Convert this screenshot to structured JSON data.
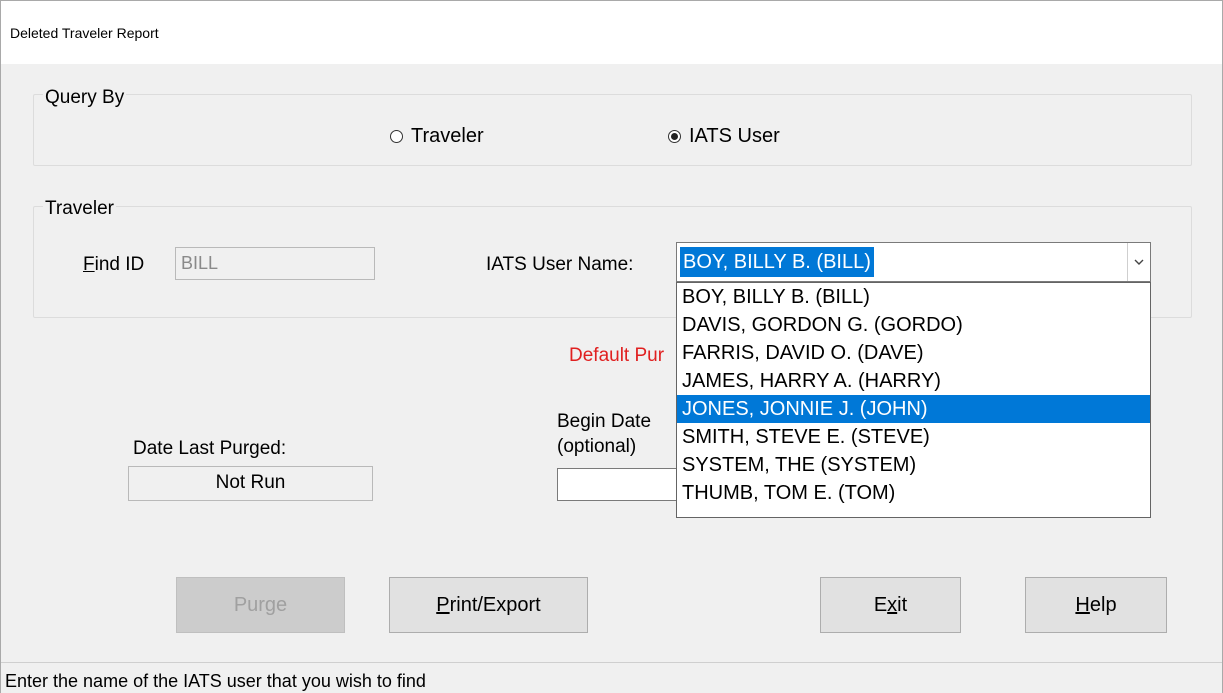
{
  "window": {
    "title": "Deleted Traveler Report"
  },
  "query_by": {
    "label": "Query By",
    "options": [
      {
        "label": "Traveler",
        "checked": false
      },
      {
        "label": "IATS User",
        "checked": true
      }
    ]
  },
  "traveler": {
    "label": "Traveler",
    "find_id_label_first": "F",
    "find_id_label_rest": "ind ID",
    "find_id_value": "BILL",
    "user_name_label": "IATS User Name:",
    "user_name_value": "BOY, BILLY B. (BILL)",
    "user_options": [
      "BOY, BILLY B. (BILL)",
      "DAVIS, GORDON G. (GORDO)",
      "FARRIS, DAVID O. (DAVE)",
      "JAMES, HARRY A. (HARRY)",
      "JONES, JONNIE J. (JOHN)",
      "SMITH, STEVE E. (STEVE)",
      "SYSTEM, THE (SYSTEM)",
      "THUMB, TOM E. (TOM)"
    ],
    "highlighted_option": "JONES, JONNIE J. (JOHN)"
  },
  "purge": {
    "default_label_partial": "Default Pur",
    "date_last_purged_label": "Date Last Purged:",
    "date_last_purged_value": "Not Run",
    "begin_date_label_partial": "Begin Date",
    "begin_date_optional": "(optional)",
    "begin_date_value": ""
  },
  "buttons": {
    "purge": "Purge",
    "print_first": "P",
    "print_rest": "rint/Export",
    "exit_pre": "E",
    "exit_u": "x",
    "exit_post": "it",
    "help_first": "H",
    "help_rest": "elp"
  },
  "status": {
    "text": "Enter the name of the IATS user that you wish to find"
  },
  "colors": {
    "selection": "#0078d7",
    "default_purge_text": "#e02020"
  },
  "icons": {
    "dropdown": "chevron-down-icon"
  }
}
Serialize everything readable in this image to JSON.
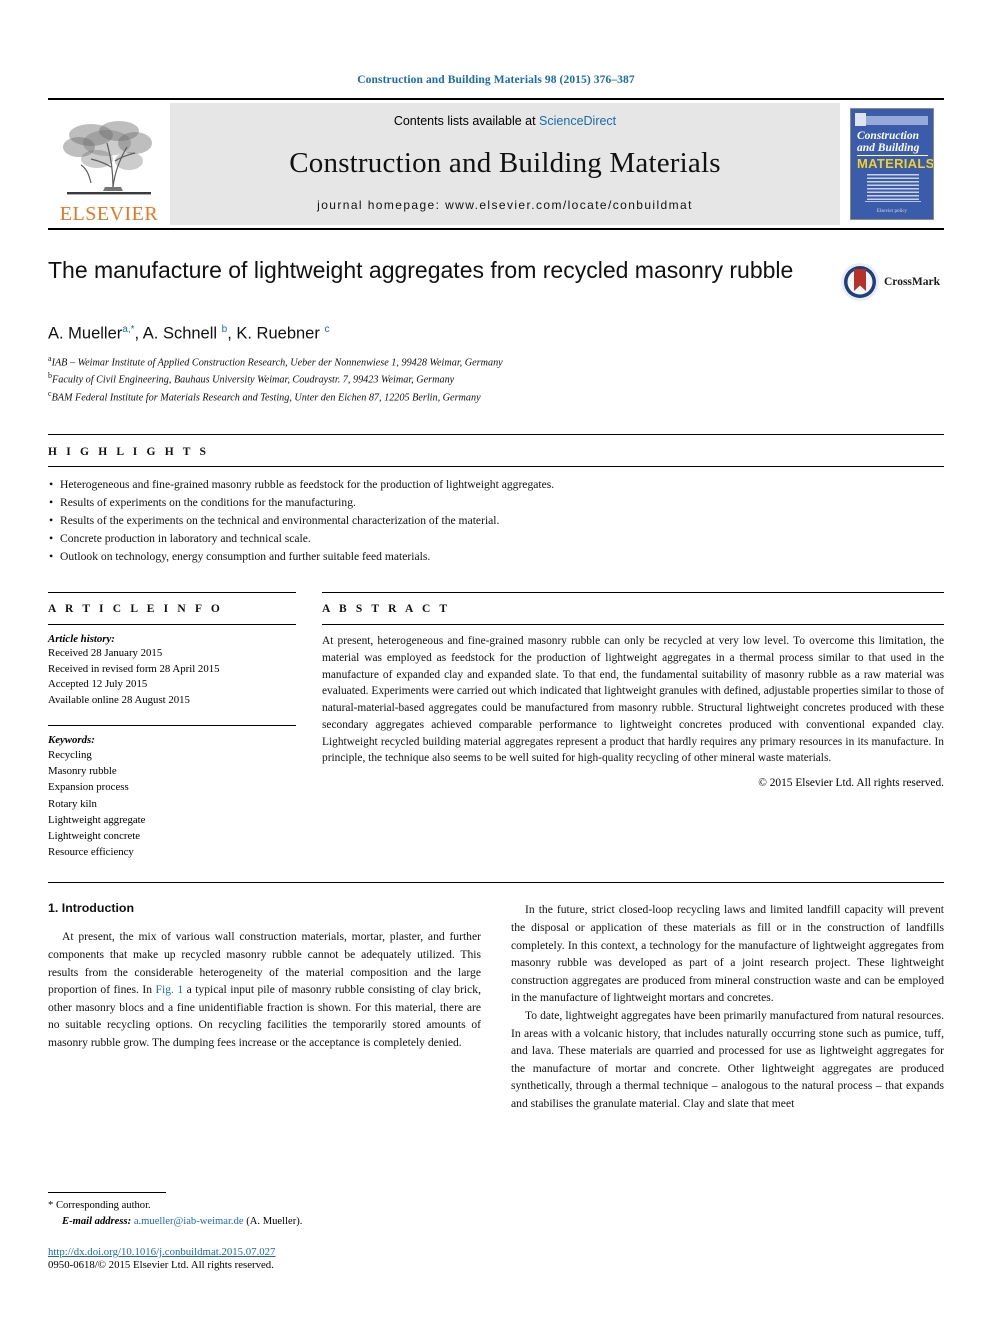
{
  "running_head": "Construction and Building Materials 98 (2015) 376–387",
  "masthead": {
    "publisher_name": "ELSEVIER",
    "contents_prefix": "Contents lists available at ",
    "contents_link": "ScienceDirect",
    "journal_title": "Construction and Building Materials",
    "homepage": "journal homepage: www.elsevier.com/locate/conbuildmat",
    "cover": {
      "line1": "Construction",
      "line2": "and Building",
      "line3": "MATERIALS",
      "footnote": "Elsevier policy"
    }
  },
  "article": {
    "title": "The manufacture of lightweight aggregates from recycled masonry rubble",
    "crossmark_label": "CrossMark",
    "authors_html": "A. Mueller<sup>a,*</sup>, A. Schnell <sup>b</sup>, K. Ruebner <sup>c</sup>",
    "affiliations": [
      {
        "marker": "a",
        "text": "IAB – Weimar Institute of Applied Construction Research, Ueber der Nonnenwiese 1, 99428 Weimar, Germany"
      },
      {
        "marker": "b",
        "text": "Faculty of Civil Engineering, Bauhaus University Weimar, Coudraystr. 7, 99423 Weimar, Germany"
      },
      {
        "marker": "c",
        "text": "BAM Federal Institute for Materials Research and Testing, Unter den Eichen 87, 12205 Berlin, Germany"
      }
    ]
  },
  "highlights": {
    "heading": "H I G H L I G H T S",
    "items": [
      "Heterogeneous and fine-grained masonry rubble as feedstock for the production of lightweight aggregates.",
      "Results of experiments on the conditions for the manufacturing.",
      "Results of the experiments on the technical and environmental characterization of the material.",
      "Concrete production in laboratory and technical scale.",
      "Outlook on technology, energy consumption and further suitable feed materials."
    ]
  },
  "article_info": {
    "heading": "A R T I C L E   I N F O",
    "history_label": "Article history:",
    "history": [
      "Received 28 January 2015",
      "Received in revised form 28 April 2015",
      "Accepted 12 July 2015",
      "Available online 28 August 2015"
    ],
    "keywords_label": "Keywords:",
    "keywords": [
      "Recycling",
      "Masonry rubble",
      "Expansion process",
      "Rotary kiln",
      "Lightweight aggregate",
      "Lightweight concrete",
      "Resource efficiency"
    ]
  },
  "abstract": {
    "heading": "A B S T R A C T",
    "text": "At present, heterogeneous and fine-grained masonry rubble can only be recycled at very low level. To overcome this limitation, the material was employed as feedstock for the production of lightweight aggregates in a thermal process similar to that used in the manufacture of expanded clay and expanded slate. To that end, the fundamental suitability of masonry rubble as a raw material was evaluated. Experiments were carried out which indicated that lightweight granules with defined, adjustable properties similar to those of natural-material-based aggregates could be manufactured from masonry rubble. Structural lightweight concretes produced with these secondary aggregates achieved comparable performance to lightweight concretes produced with conventional expanded clay. Lightweight recycled building material aggregates represent a product that hardly requires any primary resources in its manufacture. In principle, the technique also seems to be well suited for high-quality recycling of other mineral waste materials.",
    "copyright": "© 2015 Elsevier Ltd. All rights reserved."
  },
  "body": {
    "section_heading": "1. Introduction",
    "left_para_1_a": "At present, the mix of various wall construction materials, mortar, plaster, and further components that make up recycled masonry rubble cannot be adequately utilized. This results from the considerable heterogeneity of the material composition and the large proportion of fines. In ",
    "left_para_1_link": "Fig. 1",
    "left_para_1_b": " a typical input pile of masonry rubble consisting of clay brick, other masonry blocs and a fine unidentifiable fraction is shown. For this material, there are no suitable recycling options. On recycling facilities the temporarily stored amounts of masonry rubble grow. The dumping fees increase or the acceptance is completely denied.",
    "right_para_1": "In the future, strict closed-loop recycling laws and limited landfill capacity will prevent the disposal or application of these materials as fill or in the construction of landfills completely. In this context, a technology for the manufacture of lightweight aggregates from masonry rubble was developed as part of a joint research project. These lightweight construction aggregates are produced from mineral construction waste and can be employed in the manufacture of lightweight mortars and concretes.",
    "right_para_2": "To date, lightweight aggregates have been primarily manufactured from natural resources. In areas with a volcanic history, that includes naturally occurring stone such as pumice, tuff, and lava. These materials are quarried and processed for use as lightweight aggregates for the manufacture of mortar and concrete. Other lightweight aggregates are produced synthetically, through a thermal technique – analogous to the natural process – that expands and stabilises the granulate material. Clay and slate that meet"
  },
  "footer": {
    "corresponding_marker": "*",
    "corresponding_label": "Corresponding author.",
    "email_label": "E-mail address:",
    "email": "a.mueller@iab-weimar.de",
    "email_suffix": "(A. Mueller).",
    "doi": "http://dx.doi.org/10.1016/j.conbuildmat.2015.07.027",
    "issn": "0950-0618/© 2015 Elsevier Ltd. All rights reserved."
  },
  "colors": {
    "link_blue": "#1a6ca8",
    "elsevier_orange": "#E87722",
    "cover_blue": "#3b5bab",
    "cover_yellow": "#f2d024",
    "crossmark_red": "#b5312a"
  }
}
::::
▶ REQUIRED WORK
Copy out every line from the data above that has "technical" in it.

▶ RESULT FOR THIS EXERCISE
      "Results of the experiments on the technical and environmental characterization of the material.",
      "Concrete production in laboratory and technical scale.",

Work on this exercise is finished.